## SOURCE DATA

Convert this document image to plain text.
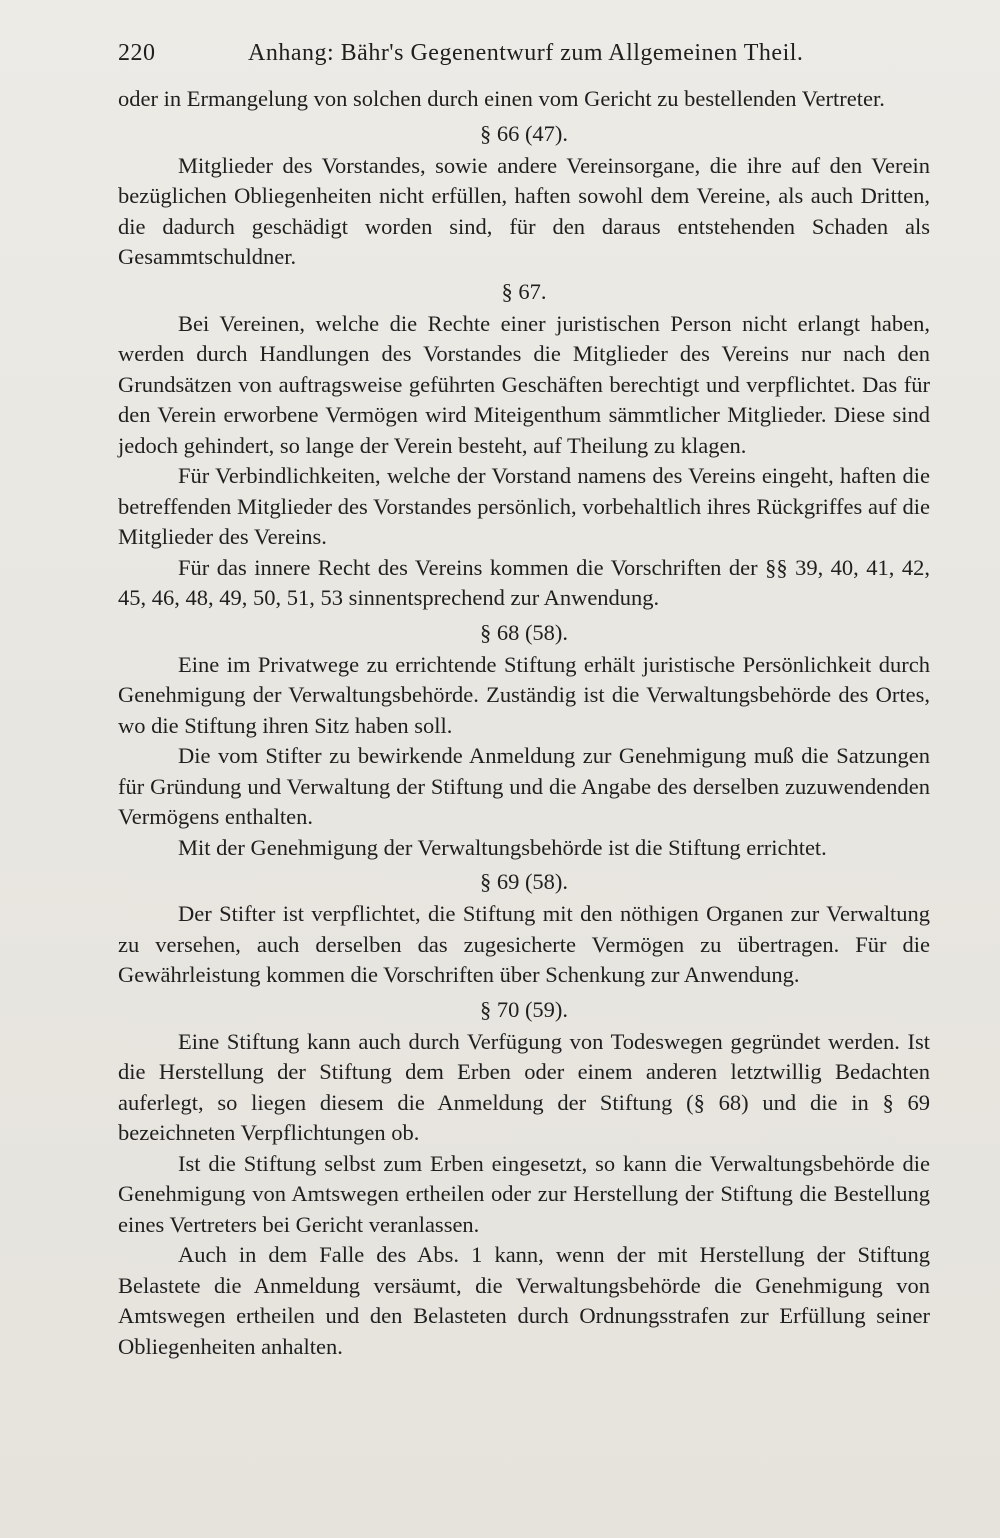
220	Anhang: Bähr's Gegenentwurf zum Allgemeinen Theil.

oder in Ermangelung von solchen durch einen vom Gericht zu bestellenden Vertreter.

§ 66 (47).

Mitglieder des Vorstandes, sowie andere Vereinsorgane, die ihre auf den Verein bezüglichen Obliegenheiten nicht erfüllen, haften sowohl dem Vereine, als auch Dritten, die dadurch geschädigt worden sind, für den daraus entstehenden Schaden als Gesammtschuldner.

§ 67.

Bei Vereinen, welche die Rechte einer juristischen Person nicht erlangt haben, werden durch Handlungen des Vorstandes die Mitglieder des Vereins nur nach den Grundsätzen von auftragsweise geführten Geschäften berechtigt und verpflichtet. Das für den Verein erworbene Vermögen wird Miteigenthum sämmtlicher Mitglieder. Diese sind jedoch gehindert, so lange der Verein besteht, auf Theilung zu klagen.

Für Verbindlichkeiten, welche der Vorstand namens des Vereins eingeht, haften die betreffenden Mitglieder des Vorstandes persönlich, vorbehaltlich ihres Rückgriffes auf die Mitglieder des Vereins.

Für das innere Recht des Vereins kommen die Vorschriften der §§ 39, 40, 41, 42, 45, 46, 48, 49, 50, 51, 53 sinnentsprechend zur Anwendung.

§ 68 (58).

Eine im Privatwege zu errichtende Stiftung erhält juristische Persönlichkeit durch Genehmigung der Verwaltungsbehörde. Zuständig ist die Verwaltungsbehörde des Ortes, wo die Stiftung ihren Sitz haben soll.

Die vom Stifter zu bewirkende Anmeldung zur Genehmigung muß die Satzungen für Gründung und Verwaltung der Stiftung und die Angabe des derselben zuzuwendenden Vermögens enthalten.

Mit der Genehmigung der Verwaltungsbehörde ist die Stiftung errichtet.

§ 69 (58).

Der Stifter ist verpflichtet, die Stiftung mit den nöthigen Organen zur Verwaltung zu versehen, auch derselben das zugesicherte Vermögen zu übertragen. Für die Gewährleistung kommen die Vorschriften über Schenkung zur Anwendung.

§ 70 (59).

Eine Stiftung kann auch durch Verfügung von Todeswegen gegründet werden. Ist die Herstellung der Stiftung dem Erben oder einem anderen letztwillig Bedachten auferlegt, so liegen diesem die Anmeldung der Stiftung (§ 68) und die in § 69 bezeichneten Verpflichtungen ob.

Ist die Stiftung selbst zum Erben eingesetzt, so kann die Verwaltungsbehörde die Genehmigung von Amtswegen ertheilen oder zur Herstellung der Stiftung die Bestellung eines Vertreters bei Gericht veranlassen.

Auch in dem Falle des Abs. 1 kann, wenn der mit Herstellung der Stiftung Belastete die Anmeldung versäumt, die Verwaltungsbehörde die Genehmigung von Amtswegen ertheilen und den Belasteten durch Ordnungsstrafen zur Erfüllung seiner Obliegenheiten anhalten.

## REQUIRED TASK
Extract the full listing above verbatim; pictures are to be left out of the copy.

## RESULT FOR THIS TASK
Convert this document image to plain text.
220	Anhang: Bähr's Gegenentwurf zum Allgemeinen Theil.

oder in Ermangelung von solchen durch einen vom Gericht zu bestellenden Vertreter.

§ 66 (47).

Mitglieder des Vorstandes, sowie andere Vereinsorgane, die ihre auf den Verein bezüglichen Obliegenheiten nicht erfüllen, haften sowohl dem Vereine, als auch Dritten, die dadurch geschädigt worden sind, für den daraus entstehenden Schaden als Gesammtschuldner.

§ 67.

Bei Vereinen, welche die Rechte einer juristischen Person nicht erlangt haben, werden durch Handlungen des Vorstandes die Mitglieder des Vereins nur nach den Grundsätzen von auftragsweise geführten Geschäften berechtigt und verpflichtet. Das für den Verein erworbene Vermögen wird Miteigenthum sämmtlicher Mitglieder. Diese sind jedoch gehindert, so lange der Verein besteht, auf Theilung zu klagen.

Für Verbindlichkeiten, welche der Vorstand namens des Vereins eingeht, haften die betreffenden Mitglieder des Vorstandes persönlich, vorbehaltlich ihres Rückgriffes auf die Mitglieder des Vereins.

Für das innere Recht des Vereins kommen die Vorschriften der §§ 39, 40, 41, 42, 45, 46, 48, 49, 50, 51, 53 sinnentsprechend zur Anwendung.

§ 68 (58).

Eine im Privatwege zu errichtende Stiftung erhält juristische Persönlichkeit durch Genehmigung der Verwaltungsbehörde. Zuständig ist die Verwaltungsbehörde des Ortes, wo die Stiftung ihren Sitz haben soll.

Die vom Stifter zu bewirkende Anmeldung zur Genehmigung muß die Satzungen für Gründung und Verwaltung der Stiftung und die Angabe des derselben zuzuwendenden Vermögens enthalten.

Mit der Genehmigung der Verwaltungsbehörde ist die Stiftung errichtet.

§ 69 (58).

Der Stifter ist verpflichtet, die Stiftung mit den nöthigen Organen zur Verwaltung zu versehen, auch derselben das zugesicherte Vermögen zu übertragen. Für die Gewährleistung kommen die Vorschriften über Schenkung zur Anwendung.

§ 70 (59).

Eine Stiftung kann auch durch Verfügung von Todeswegen gegründet werden. Ist die Herstellung der Stiftung dem Erben oder einem anderen letztwillig Bedachten auferlegt, so liegen diesem die Anmeldung der Stiftung (§ 68) und die in § 69 bezeichneten Verpflichtungen ob.

Ist die Stiftung selbst zum Erben eingesetzt, so kann die Verwaltungsbehörde die Genehmigung von Amtswegen ertheilen oder zur Herstellung der Stiftung die Bestellung eines Vertreters bei Gericht veranlassen.

Auch in dem Falle des Abs. 1 kann, wenn der mit Herstellung der Stiftung Belastete die Anmeldung versäumt, die Verwaltungsbehörde die Genehmigung von Amtswegen ertheilen und den Belasteten durch Ordnungsstrafen zur Erfüllung seiner Obliegenheiten anhalten.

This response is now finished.